● Work instructions: All of the data needs to be repeated exactly.

START Extracted information

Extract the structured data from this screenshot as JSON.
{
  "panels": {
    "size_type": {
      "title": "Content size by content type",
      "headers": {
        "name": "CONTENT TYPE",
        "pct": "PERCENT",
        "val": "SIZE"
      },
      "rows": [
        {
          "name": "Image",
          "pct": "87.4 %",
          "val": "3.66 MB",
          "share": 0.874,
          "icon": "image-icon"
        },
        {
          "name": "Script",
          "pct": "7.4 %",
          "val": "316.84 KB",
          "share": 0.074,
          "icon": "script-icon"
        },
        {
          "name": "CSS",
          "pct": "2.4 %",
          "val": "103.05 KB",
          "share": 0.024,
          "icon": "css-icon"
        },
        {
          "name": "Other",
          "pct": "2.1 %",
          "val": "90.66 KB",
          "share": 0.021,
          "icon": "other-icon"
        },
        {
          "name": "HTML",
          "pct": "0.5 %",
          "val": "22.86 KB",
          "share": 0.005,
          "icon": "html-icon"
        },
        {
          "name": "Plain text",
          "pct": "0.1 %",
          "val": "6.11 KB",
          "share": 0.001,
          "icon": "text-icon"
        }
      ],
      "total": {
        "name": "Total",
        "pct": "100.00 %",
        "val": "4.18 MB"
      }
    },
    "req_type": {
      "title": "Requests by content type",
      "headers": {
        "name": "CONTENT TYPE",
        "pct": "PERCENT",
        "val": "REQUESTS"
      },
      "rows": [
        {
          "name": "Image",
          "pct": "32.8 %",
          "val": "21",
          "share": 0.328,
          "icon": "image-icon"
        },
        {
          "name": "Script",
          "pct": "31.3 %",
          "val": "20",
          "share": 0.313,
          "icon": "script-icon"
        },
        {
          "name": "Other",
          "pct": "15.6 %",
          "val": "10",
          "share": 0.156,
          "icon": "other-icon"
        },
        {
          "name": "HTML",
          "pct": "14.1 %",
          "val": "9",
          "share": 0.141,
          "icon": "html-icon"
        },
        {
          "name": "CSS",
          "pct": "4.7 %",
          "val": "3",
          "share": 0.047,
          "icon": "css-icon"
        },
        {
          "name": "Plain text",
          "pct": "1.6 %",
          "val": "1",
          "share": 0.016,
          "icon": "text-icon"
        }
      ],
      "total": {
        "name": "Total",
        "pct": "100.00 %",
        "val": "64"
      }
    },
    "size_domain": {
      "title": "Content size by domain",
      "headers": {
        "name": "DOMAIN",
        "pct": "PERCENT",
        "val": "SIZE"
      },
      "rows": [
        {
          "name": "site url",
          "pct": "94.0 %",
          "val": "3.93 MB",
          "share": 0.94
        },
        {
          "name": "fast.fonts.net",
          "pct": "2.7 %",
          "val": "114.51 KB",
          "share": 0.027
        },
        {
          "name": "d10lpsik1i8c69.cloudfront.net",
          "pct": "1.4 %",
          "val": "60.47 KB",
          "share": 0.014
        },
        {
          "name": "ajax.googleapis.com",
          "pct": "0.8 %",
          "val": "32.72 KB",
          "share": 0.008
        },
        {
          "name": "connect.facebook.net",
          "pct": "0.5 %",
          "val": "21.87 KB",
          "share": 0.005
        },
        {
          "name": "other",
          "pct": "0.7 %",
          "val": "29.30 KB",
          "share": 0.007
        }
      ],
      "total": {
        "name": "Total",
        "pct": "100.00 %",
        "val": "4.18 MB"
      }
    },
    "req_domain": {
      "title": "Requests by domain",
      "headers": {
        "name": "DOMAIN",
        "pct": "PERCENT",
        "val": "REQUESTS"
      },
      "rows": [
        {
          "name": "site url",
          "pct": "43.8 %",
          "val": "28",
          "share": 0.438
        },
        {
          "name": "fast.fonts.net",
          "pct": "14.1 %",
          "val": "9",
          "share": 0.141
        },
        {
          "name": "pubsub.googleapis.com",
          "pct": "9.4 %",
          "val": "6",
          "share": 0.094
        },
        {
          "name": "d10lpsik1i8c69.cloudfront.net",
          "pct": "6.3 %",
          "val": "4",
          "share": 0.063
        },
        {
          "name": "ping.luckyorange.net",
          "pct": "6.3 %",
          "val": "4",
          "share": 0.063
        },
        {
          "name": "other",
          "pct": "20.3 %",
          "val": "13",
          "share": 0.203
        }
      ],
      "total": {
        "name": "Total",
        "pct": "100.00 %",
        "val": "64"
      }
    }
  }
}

END Extracted information

● Full answer:
Extract the structured data from this screenshot as JSON.
{
  "panels": {
    "size_type": {
      "title": "Content size by content type",
      "headers": {
        "name": "CONTENT TYPE",
        "pct": "PERCENT",
        "val": "SIZE"
      },
      "rows": [
        {
          "name": "Image",
          "pct": "87.4 %",
          "val": "3.66 MB",
          "share": 0.874,
          "icon": "image-icon"
        },
        {
          "name": "Script",
          "pct": "7.4 %",
          "val": "316.84 KB",
          "share": 0.074,
          "icon": "script-icon"
        },
        {
          "name": "CSS",
          "pct": "2.4 %",
          "val": "103.05 KB",
          "share": 0.024,
          "icon": "css-icon"
        },
        {
          "name": "Other",
          "pct": "2.1 %",
          "val": "90.66 KB",
          "share": 0.021,
          "icon": "other-icon"
        },
        {
          "name": "HTML",
          "pct": "0.5 %",
          "val": "22.86 KB",
          "share": 0.005,
          "icon": "html-icon"
        },
        {
          "name": "Plain text",
          "pct": "0.1 %",
          "val": "6.11 KB",
          "share": 0.001,
          "icon": "text-icon"
        }
      ],
      "total": {
        "name": "Total",
        "pct": "100.00 %",
        "val": "4.18 MB"
      }
    },
    "req_type": {
      "title": "Requests by content type",
      "headers": {
        "name": "CONTENT TYPE",
        "pct": "PERCENT",
        "val": "REQUESTS"
      },
      "rows": [
        {
          "name": "Image",
          "pct": "32.8 %",
          "val": "21",
          "share": 0.328,
          "icon": "image-icon"
        },
        {
          "name": "Script",
          "pct": "31.3 %",
          "val": "20",
          "share": 0.313,
          "icon": "script-icon"
        },
        {
          "name": "Other",
          "pct": "15.6 %",
          "val": "10",
          "share": 0.156,
          "icon": "other-icon"
        },
        {
          "name": "HTML",
          "pct": "14.1 %",
          "val": "9",
          "share": 0.141,
          "icon": "html-icon"
        },
        {
          "name": "CSS",
          "pct": "4.7 %",
          "val": "3",
          "share": 0.047,
          "icon": "css-icon"
        },
        {
          "name": "Plain text",
          "pct": "1.6 %",
          "val": "1",
          "share": 0.016,
          "icon": "text-icon"
        }
      ],
      "total": {
        "name": "Total",
        "pct": "100.00 %",
        "val": "64"
      }
    },
    "size_domain": {
      "title": "Content size by domain",
      "headers": {
        "name": "DOMAIN",
        "pct": "PERCENT",
        "val": "SIZE"
      },
      "rows": [
        {
          "name": "site url",
          "pct": "94.0 %",
          "val": "3.93 MB",
          "share": 0.94
        },
        {
          "name": "fast.fonts.net",
          "pct": "2.7 %",
          "val": "114.51 KB",
          "share": 0.027
        },
        {
          "name": "d10lpsik1i8c69.cloudfront.net",
          "pct": "1.4 %",
          "val": "60.47 KB",
          "share": 0.014
        },
        {
          "name": "ajax.googleapis.com",
          "pct": "0.8 %",
          "val": "32.72 KB",
          "share": 0.008
        },
        {
          "name": "connect.facebook.net",
          "pct": "0.5 %",
          "val": "21.87 KB",
          "share": 0.005
        },
        {
          "name": "other",
          "pct": "0.7 %",
          "val": "29.30 KB",
          "share": 0.007
        }
      ],
      "total": {
        "name": "Total",
        "pct": "100.00 %",
        "val": "4.18 MB"
      }
    },
    "req_domain": {
      "title": "Requests by domain",
      "headers": {
        "name": "DOMAIN",
        "pct": "PERCENT",
        "val": "REQUESTS"
      },
      "rows": [
        {
          "name": "site url",
          "pct": "43.8 %",
          "val": "28",
          "share": 0.438
        },
        {
          "name": "fast.fonts.net",
          "pct": "14.1 %",
          "val": "9",
          "share": 0.141
        },
        {
          "name": "pubsub.googleapis.com",
          "pct": "9.4 %",
          "val": "6",
          "share": 0.094
        },
        {
          "name": "d10lpsik1i8c69.cloudfront.net",
          "pct": "6.3 %",
          "val": "4",
          "share": 0.063
        },
        {
          "name": "ping.luckyorange.net",
          "pct": "6.3 %",
          "val": "4",
          "share": 0.063
        },
        {
          "name": "other",
          "pct": "20.3 %",
          "val": "13",
          "share": 0.203
        }
      ],
      "total": {
        "name": "Total",
        "pct": "100.00 %",
        "val": "64"
      }
    }
  }
}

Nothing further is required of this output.